+++ Records

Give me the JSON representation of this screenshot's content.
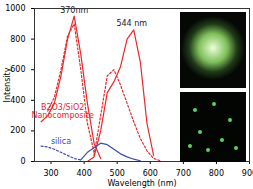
{
  "chart_data": {
    "type": "line",
    "x_label": "Wavelength (nm)",
    "y_label": "Intensity",
    "xlim": [
      250,
      900
    ],
    "xticks": [
      300,
      400,
      500,
      600,
      700,
      800,
      900
    ],
    "ylim": [
      0,
      1000
    ],
    "yticks": [
      0,
      200,
      400,
      600,
      800,
      1000
    ],
    "grid": false,
    "x": [
      270,
      290,
      310,
      330,
      350,
      370,
      390,
      410,
      430,
      450,
      470,
      490,
      510,
      530,
      550,
      570,
      590,
      610,
      630,
      650
    ],
    "series": [
      {
        "color": "#e8282b",
        "line_style": "solid",
        "values": [
          260,
          300,
          380,
          560,
          800,
          950,
          700,
          380,
          120,
          20,
          null,
          null,
          null,
          null,
          null,
          null,
          null,
          null,
          null,
          null
        ]
      },
      {
        "color": "#e8282b",
        "line_style": "solid",
        "values": [
          null,
          null,
          null,
          null,
          null,
          null,
          null,
          0,
          30,
          200,
          450,
          520,
          620,
          800,
          860,
          650,
          250,
          40,
          null,
          null
        ]
      },
      {
        "color": "#e8282b",
        "line_style": "dotted",
        "values": [
          null,
          330,
          420,
          600,
          820,
          900,
          600,
          250,
          60,
          null,
          null,
          null,
          null,
          null,
          null,
          null,
          null,
          null,
          null,
          null
        ]
      },
      {
        "color": "#e8282b",
        "line_style": "dotted",
        "values": [
          null,
          null,
          null,
          null,
          null,
          null,
          null,
          null,
          40,
          300,
          560,
          600,
          500,
          380,
          260,
          150,
          70,
          20,
          5,
          null
        ]
      },
      {
        "color": "#3a4fb0",
        "line_style": "dotted",
        "values": [
          100,
          95,
          80,
          60,
          40,
          20,
          10,
          null,
          null,
          null,
          null,
          null,
          null,
          null,
          null,
          null,
          null,
          null,
          null,
          null
        ]
      },
      {
        "color": "#3a4fb0",
        "line_style": "solid",
        "values": [
          null,
          null,
          null,
          null,
          null,
          null,
          10,
          60,
          90,
          120,
          110,
          80,
          50,
          30,
          15,
          5,
          null,
          null,
          null,
          null
        ]
      }
    ],
    "annotations": [
      {
        "text": "370nm",
        "x": 370,
        "y": 985,
        "color": "#222222"
      },
      {
        "text": "544 nm",
        "x": 544,
        "y": 900,
        "color": "#222222"
      },
      {
        "text": "B2O3/SiO2 Nanocomposite",
        "x": 335,
        "y": 330,
        "color": "#e8282b"
      },
      {
        "text": "silica",
        "x": 330,
        "y": 130,
        "color": "#3a4fb0"
      }
    ]
  }
}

++++++

- Instructions to follow
Pull every line containing "text" out of the data above.

- Exercise response
        "text": "370nm",
        "text": "544 nm",
        "text": "B2O3/SiO2 Nanocomposite",
        "text": "silica",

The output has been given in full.